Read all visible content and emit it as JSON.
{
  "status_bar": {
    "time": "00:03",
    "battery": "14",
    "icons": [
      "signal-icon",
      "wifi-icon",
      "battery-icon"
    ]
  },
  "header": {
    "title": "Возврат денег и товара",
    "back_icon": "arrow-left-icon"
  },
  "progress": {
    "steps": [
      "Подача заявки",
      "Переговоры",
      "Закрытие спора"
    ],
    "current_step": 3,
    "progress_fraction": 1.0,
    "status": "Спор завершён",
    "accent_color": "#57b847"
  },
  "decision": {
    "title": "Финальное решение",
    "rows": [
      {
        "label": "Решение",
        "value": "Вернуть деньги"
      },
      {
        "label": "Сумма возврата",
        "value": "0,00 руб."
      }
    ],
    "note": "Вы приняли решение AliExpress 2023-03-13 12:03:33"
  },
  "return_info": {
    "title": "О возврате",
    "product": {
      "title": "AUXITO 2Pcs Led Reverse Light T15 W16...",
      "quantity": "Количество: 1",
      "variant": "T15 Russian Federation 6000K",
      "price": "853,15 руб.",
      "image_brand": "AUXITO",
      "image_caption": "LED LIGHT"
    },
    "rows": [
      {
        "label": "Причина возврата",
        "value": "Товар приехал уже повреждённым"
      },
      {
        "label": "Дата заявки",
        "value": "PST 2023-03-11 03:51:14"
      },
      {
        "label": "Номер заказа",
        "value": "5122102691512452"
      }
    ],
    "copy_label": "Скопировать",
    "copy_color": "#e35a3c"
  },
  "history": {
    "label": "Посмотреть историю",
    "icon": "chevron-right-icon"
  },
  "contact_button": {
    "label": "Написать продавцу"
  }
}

DIRECTIVE => Return the listing above in its exact form.

ANSWER TO THIS PROBLEM =>
Read all visible content and emit it as JSON.
{
  "status_bar": {
    "time": "00:03",
    "battery": "14",
    "icons": [
      "signal-icon",
      "wifi-icon",
      "battery-icon"
    ]
  },
  "header": {
    "title": "Возврат денег и товара",
    "back_icon": "arrow-left-icon"
  },
  "progress": {
    "steps": [
      "Подача заявки",
      "Переговоры",
      "Закрытие спора"
    ],
    "current_step": 3,
    "progress_fraction": 1.0,
    "status": "Спор завершён",
    "accent_color": "#57b847"
  },
  "decision": {
    "title": "Финальное решение",
    "rows": [
      {
        "label": "Решение",
        "value": "Вернуть деньги"
      },
      {
        "label": "Сумма возврата",
        "value": "0,00 руб."
      }
    ],
    "note": "Вы приняли решение AliExpress 2023-03-13 12:03:33"
  },
  "return_info": {
    "title": "О возврате",
    "product": {
      "title": "AUXITO 2Pcs Led Reverse Light T15 W16...",
      "quantity": "Количество: 1",
      "variant": "T15 Russian Federation 6000K",
      "price": "853,15 руб.",
      "image_brand": "AUXITO",
      "image_caption": "LED LIGHT"
    },
    "rows": [
      {
        "label": "Причина возврата",
        "value": "Товар приехал уже повреждённым"
      },
      {
        "label": "Дата заявки",
        "value": "PST 2023-03-11 03:51:14"
      },
      {
        "label": "Номер заказа",
        "value": "5122102691512452"
      }
    ],
    "copy_label": "Скопировать",
    "copy_color": "#e35a3c"
  },
  "history": {
    "label": "Посмотреть историю",
    "icon": "chevron-right-icon"
  },
  "contact_button": {
    "label": "Написать продавцу"
  }
}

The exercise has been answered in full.